Records supplied:
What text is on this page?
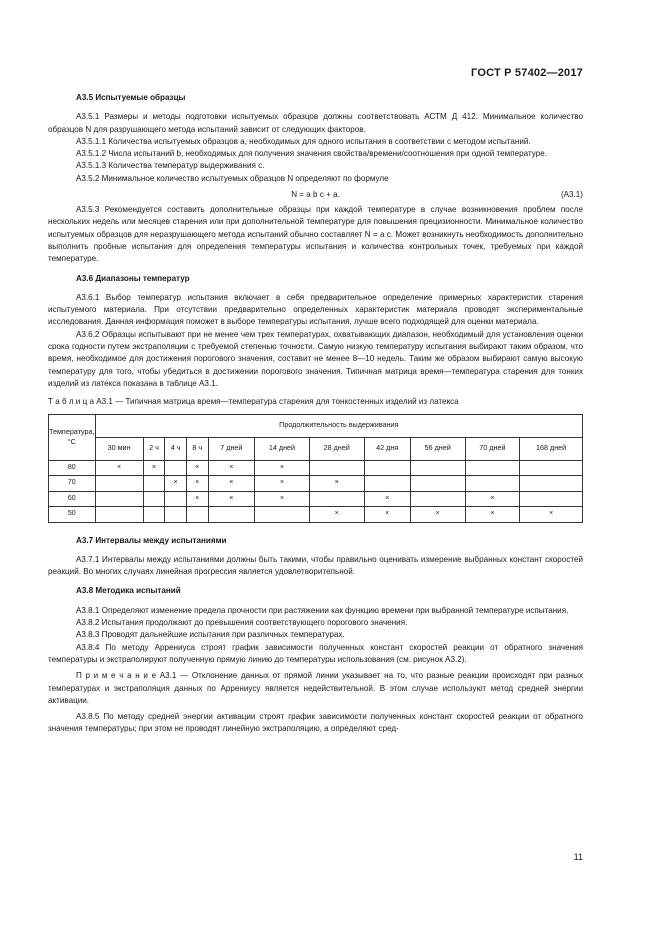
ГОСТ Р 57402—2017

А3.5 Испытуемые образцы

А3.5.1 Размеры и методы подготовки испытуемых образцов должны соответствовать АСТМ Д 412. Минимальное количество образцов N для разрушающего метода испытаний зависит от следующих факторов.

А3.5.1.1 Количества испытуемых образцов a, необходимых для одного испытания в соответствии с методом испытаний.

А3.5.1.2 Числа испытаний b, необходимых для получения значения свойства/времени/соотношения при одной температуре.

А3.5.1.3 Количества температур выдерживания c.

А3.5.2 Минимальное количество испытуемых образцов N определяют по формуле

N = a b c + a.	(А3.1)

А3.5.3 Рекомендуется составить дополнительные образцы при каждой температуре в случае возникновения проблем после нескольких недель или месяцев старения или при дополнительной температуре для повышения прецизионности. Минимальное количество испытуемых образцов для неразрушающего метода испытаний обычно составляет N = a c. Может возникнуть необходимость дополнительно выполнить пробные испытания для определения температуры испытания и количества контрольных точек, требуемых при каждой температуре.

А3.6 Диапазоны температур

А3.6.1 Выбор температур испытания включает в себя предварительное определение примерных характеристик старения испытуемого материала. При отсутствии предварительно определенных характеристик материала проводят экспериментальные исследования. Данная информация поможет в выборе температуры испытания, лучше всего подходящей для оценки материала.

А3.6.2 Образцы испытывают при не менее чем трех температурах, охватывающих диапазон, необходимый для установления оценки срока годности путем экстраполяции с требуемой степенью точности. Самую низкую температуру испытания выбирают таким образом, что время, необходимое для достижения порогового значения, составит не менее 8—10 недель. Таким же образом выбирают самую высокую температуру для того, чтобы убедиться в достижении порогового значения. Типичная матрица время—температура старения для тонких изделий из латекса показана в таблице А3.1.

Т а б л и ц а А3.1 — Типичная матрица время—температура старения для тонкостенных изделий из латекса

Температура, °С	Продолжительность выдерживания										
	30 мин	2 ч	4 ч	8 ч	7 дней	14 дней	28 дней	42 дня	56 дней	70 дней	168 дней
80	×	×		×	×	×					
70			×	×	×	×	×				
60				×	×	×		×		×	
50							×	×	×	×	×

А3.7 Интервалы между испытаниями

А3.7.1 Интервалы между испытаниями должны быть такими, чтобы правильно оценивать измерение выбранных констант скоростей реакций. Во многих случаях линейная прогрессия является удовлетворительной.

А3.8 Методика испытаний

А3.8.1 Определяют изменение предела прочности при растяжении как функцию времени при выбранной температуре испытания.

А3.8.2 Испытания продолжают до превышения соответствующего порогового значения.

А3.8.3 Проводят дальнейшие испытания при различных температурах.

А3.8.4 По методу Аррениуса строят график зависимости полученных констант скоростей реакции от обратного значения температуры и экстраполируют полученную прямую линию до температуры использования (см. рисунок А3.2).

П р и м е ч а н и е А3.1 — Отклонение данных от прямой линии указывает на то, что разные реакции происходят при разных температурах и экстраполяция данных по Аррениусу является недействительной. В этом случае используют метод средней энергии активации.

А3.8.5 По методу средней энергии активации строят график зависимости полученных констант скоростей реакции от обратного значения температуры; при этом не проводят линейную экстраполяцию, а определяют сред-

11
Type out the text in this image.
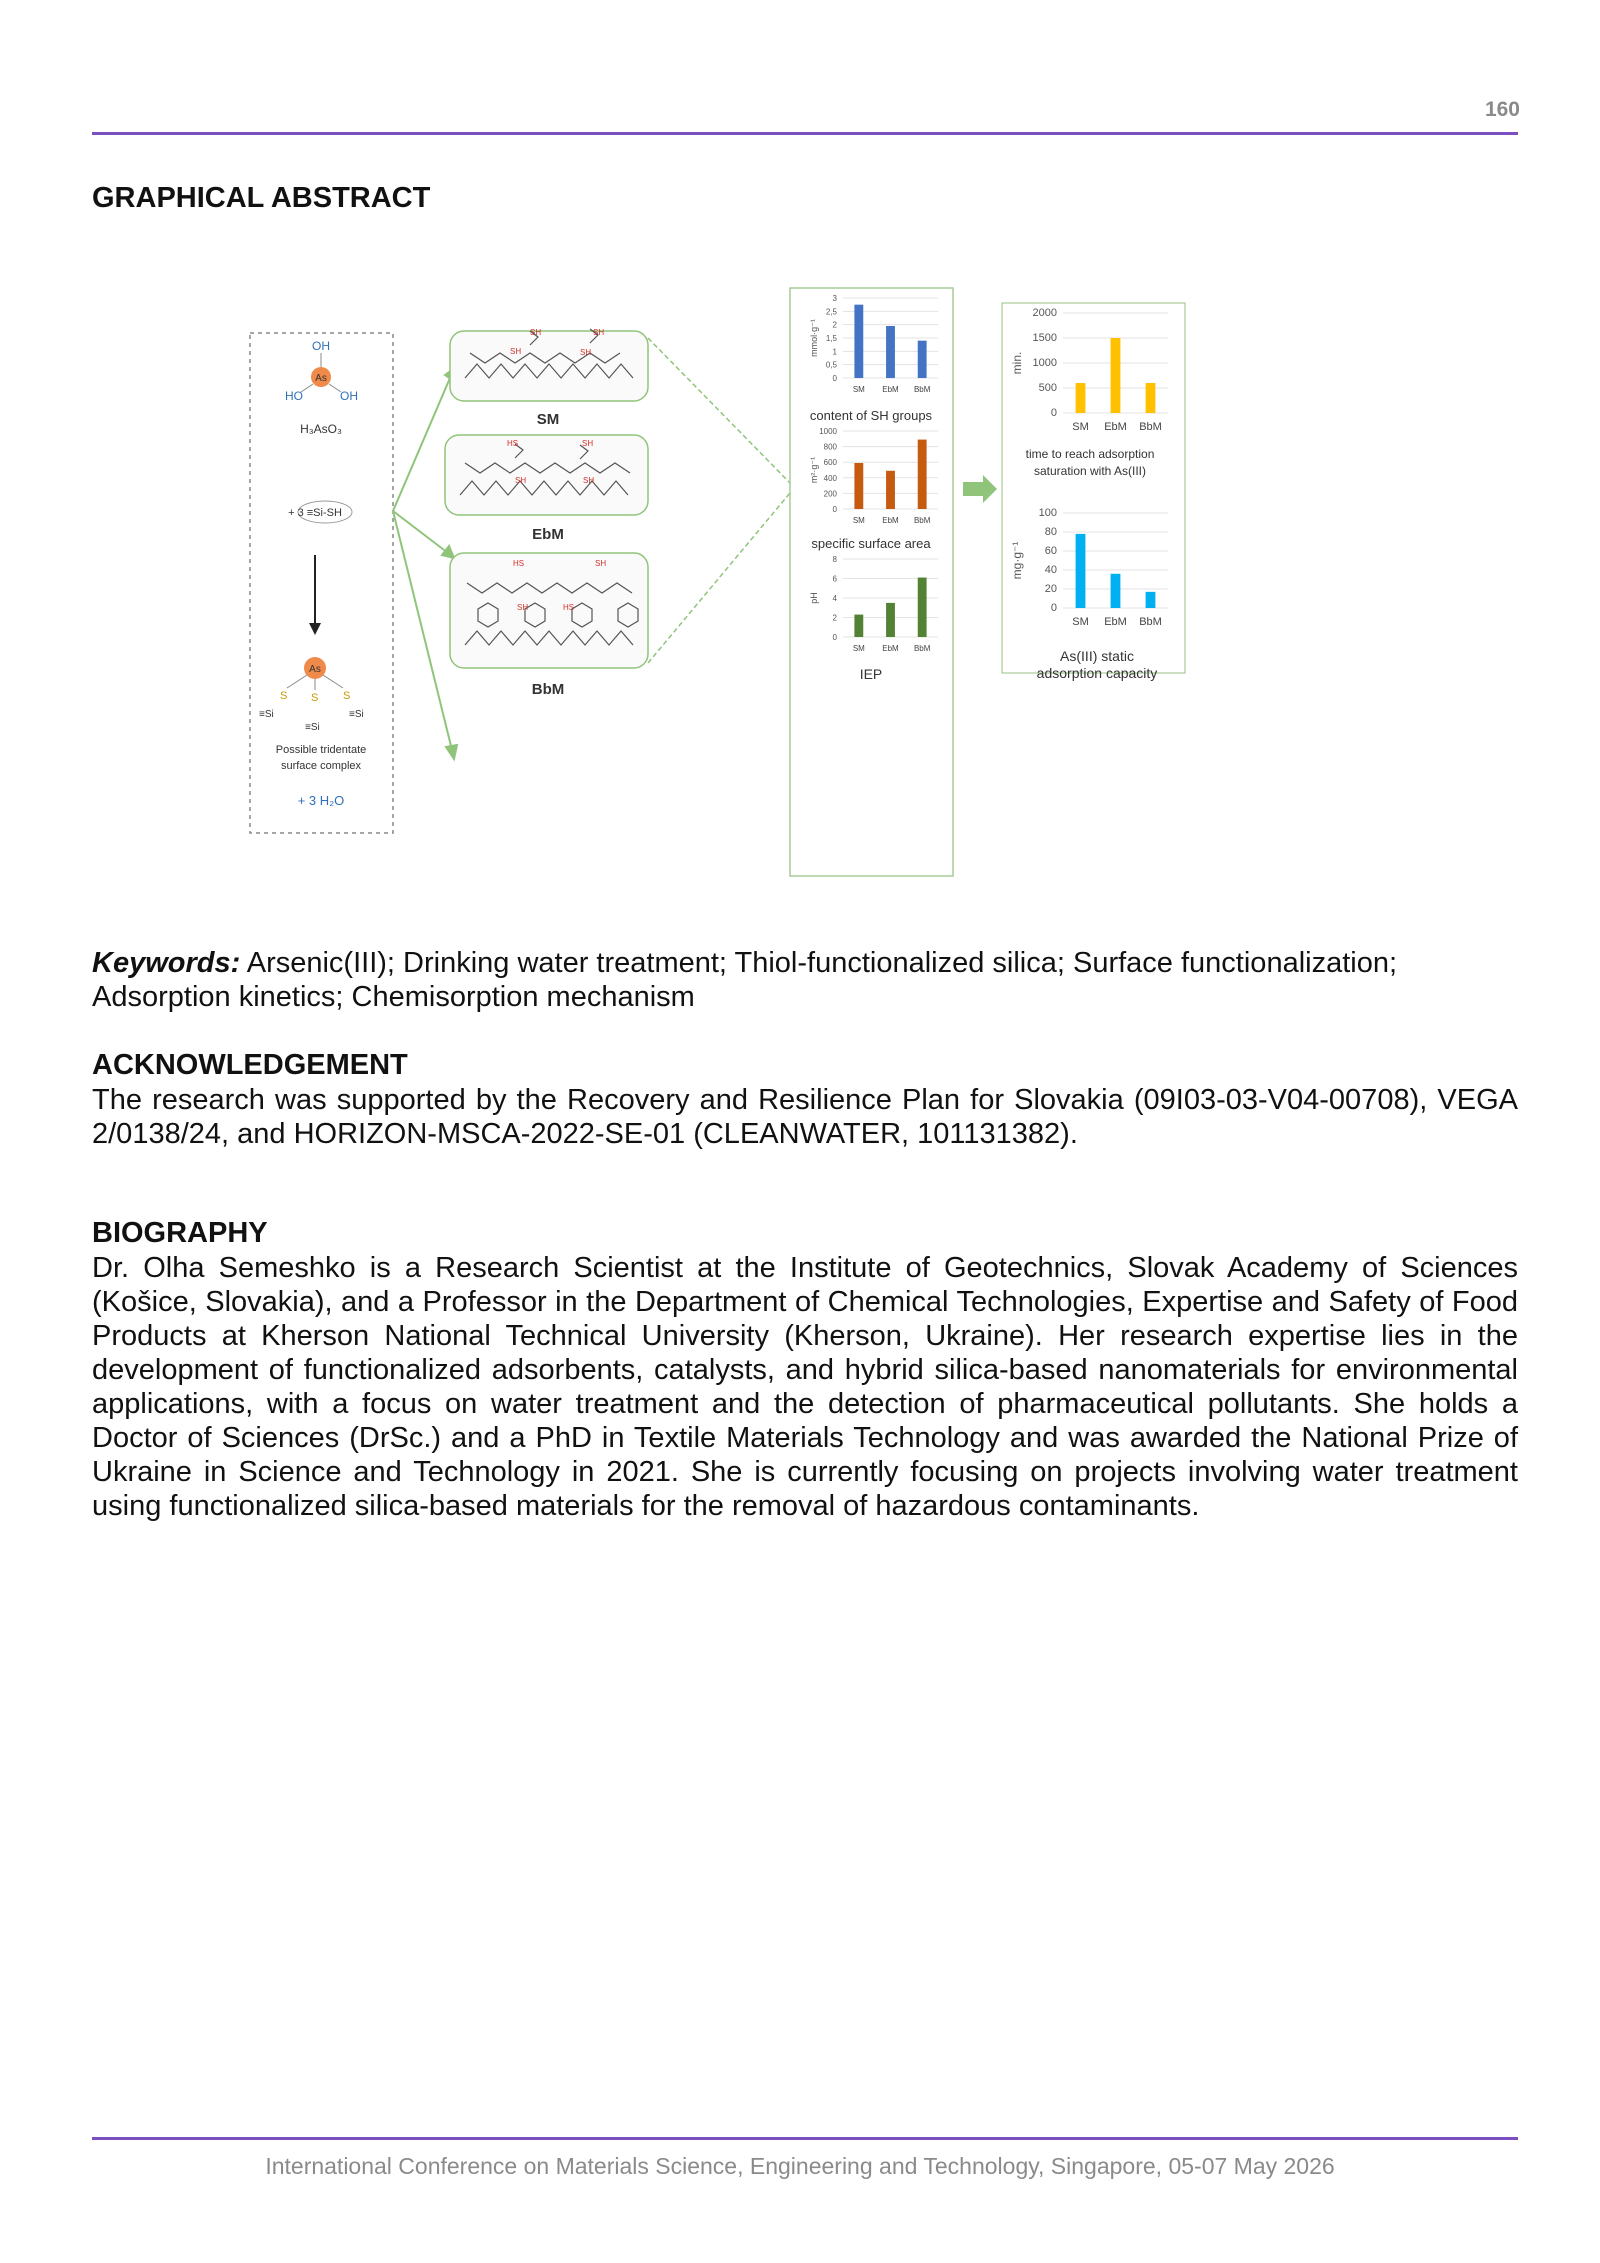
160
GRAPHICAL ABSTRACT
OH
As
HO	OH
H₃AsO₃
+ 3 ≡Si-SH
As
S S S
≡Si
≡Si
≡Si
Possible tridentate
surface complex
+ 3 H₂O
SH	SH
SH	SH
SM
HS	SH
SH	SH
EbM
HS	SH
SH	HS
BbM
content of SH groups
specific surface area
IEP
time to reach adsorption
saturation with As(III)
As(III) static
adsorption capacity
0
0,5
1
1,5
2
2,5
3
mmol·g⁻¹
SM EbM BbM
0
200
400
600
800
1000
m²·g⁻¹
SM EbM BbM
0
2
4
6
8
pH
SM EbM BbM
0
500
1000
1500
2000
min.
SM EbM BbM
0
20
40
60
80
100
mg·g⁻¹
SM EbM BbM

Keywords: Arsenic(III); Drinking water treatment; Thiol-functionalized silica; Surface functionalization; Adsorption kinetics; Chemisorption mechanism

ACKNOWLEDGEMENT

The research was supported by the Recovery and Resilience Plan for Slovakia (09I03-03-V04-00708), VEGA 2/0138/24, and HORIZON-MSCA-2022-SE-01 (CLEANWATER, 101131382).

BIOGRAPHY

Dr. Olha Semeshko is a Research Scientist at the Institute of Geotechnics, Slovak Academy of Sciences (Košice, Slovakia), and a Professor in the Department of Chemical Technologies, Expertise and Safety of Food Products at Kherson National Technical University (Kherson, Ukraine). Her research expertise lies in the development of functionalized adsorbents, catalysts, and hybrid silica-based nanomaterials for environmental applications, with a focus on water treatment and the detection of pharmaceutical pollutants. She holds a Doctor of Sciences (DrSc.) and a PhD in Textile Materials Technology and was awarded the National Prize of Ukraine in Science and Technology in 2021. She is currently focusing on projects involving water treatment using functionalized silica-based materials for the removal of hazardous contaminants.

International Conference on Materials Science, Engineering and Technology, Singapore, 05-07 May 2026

Work to be completed: Pictures in the records above should not be copied. Repeat everything else exactly.

Answer to the problem:
What text is on this page?
ГОСТ Р 57402—2017

А3.5 Испытуемые образцы

А3.5.1 Размеры и методы подготовки испытуемых образцов должны соответствовать АСТМ Д 412. Минимальное количество образцов N для разрушающего метода испытаний зависит от следующих факторов.

А3.5.1.1 Количества испытуемых образцов a, необходимых для одного испытания в соответствии с методом испытаний.

А3.5.1.2 Числа испытаний b, необходимых для получения значения свойства/времени/соотношения при одной температуре.

А3.5.1.3 Количества температур выдерживания c.

А3.5.2 Минимальное количество испытуемых образцов N определяют по формуле

N = a b c + a.	(А3.1)

А3.5.3 Рекомендуется составить дополнительные образцы при каждой температуре в случае возникновения проблем после нескольких недель или месяцев старения или при дополнительной температуре для повышения прецизионности. Минимальное количество испытуемых образцов для неразрушающего метода испытаний обычно составляет N = a c. Может возникнуть необходимость дополнительно выполнить пробные испытания для определения температуры испытания и количества контрольных точек, требуемых при каждой температуре.

А3.6 Диапазоны температур

А3.6.1 Выбор температур испытания включает в себя предварительное определение примерных характеристик старения испытуемого материала. При отсутствии предварительно определенных характеристик материала проводят экспериментальные исследования. Данная информация поможет в выборе температуры испытания, лучше всего подходящей для оценки материала.

А3.6.2 Образцы испытывают при не менее чем трех температурах, охватывающих диапазон, необходимый для установления оценки срока годности путем экстраполяции с требуемой степенью точности. Самую низкую температуру испытания выбирают таким образом, что время, необходимое для достижения порогового значения, составит не менее 8—10 недель. Таким же образом выбирают самую высокую температуру для того, чтобы убедиться в достижении порогового значения. Типичная матрица время—температура старения для тонких изделий из латекса показана в таблице А3.1.

Т а б л и ц а А3.1 — Типичная матрица время—температура старения для тонкостенных изделий из латекса

Температура, °С	Продолжительность выдерживания										
	30 мин	2 ч	4 ч	8 ч	7 дней	14 дней	28 дней	42 дня	56 дней	70 дней	168 дней
80	×	×		×	×	×					
70			×	×	×	×	×				
60				×	×	×		×		×	
50							×	×	×	×	×

А3.7 Интервалы между испытаниями

А3.7.1 Интервалы между испытаниями должны быть такими, чтобы правильно оценивать измерение выбранных констант скоростей реакций. Во многих случаях линейная прогрессия является удовлетворительной.

А3.8 Методика испытаний

А3.8.1 Определяют изменение предела прочности при растяжении как функцию времени при выбранной температуре испытания.

А3.8.2 Испытания продолжают до превышения соответствующего порогового значения.

А3.8.3 Проводят дальнейшие испытания при различных температурах.

А3.8.4 По методу Аррениуса строят график зависимости полученных констант скоростей реакции от обратного значения температуры и экстраполируют полученную прямую линию до температуры использования (см. рисунок А3.2).

П р и м е ч а н и е А3.1 — Отклонение данных от прямой линии указывает на то, что разные реакции происходят при разных температурах и экстраполяция данных по Аррениусу является недействительной. В этом случае используют метод средней энергии активации.

А3.8.5 По методу средней энергии активации строят график зависимости полученных констант скоростей реакции от обратного значения температуры; при этом не проводят линейную экстраполяцию, а определяют сред-

11
Type out the text in this image.
160
GRAPHICAL ABSTRACT
OH
As
HO	OH
H₃AsO₃
+ 3 ≡Si-SH
As
S S S
≡Si
≡Si
≡Si
Possible tridentate
surface complex
+ 3 H₂O
SH	SH
SH	SH
SM
HS	SH
SH	SH
EbM
HS	SH
SH	HS
BbM
content of SH groups
specific surface area
IEP
time to reach adsorption
saturation with As(III)
As(III) static
adsorption capacity
0
0,5
1
1,5
2
2,5
3
mmol·g⁻¹
SM EbM BbM
0
200
400
600
800
1000
m²·g⁻¹
SM EbM BbM
0
2
4
6
8
pH
SM EbM BbM
0
500
1000
1500
2000
min.
SM EbM BbM
0
20
40
60
80
100
mg·g⁻¹
SM EbM BbM

Keywords: Arsenic(III); Drinking water treatment; Thiol-functionalized silica; Surface functionalization; Adsorption kinetics; Chemisorption mechanism

ACKNOWLEDGEMENT

The research was supported by the Recovery and Resilience Plan for Slovakia (09I03-03-V04-00708), VEGA 2/0138/24, and HORIZON-MSCA-2022-SE-01 (CLEANWATER, 101131382).

BIOGRAPHY

Dr. Olha Semeshko is a Research Scientist at the Institute of Geotechnics, Slovak Academy of Sciences (Košice, Slovakia), and a Professor in the Department of Chemical Technologies, Expertise and Safety of Food Products at Kherson National Technical University (Kherson, Ukraine). Her research expertise lies in the development of functionalized adsorbents, catalysts, and hybrid silica-based nanomaterials for environmental applications, with a focus on water treatment and the detection of pharmaceutical pollutants. She holds a Doctor of Sciences (DrSc.) and a PhD in Textile Materials Technology and was awarded the National Prize of Ukraine in Science and Technology in 2021. She is currently focusing on projects involving water treatment using functionalized silica-based materials for the removal of hazardous contaminants.

International Conference on Materials Science, Engineering and Technology, Singapore, 05-07 May 2026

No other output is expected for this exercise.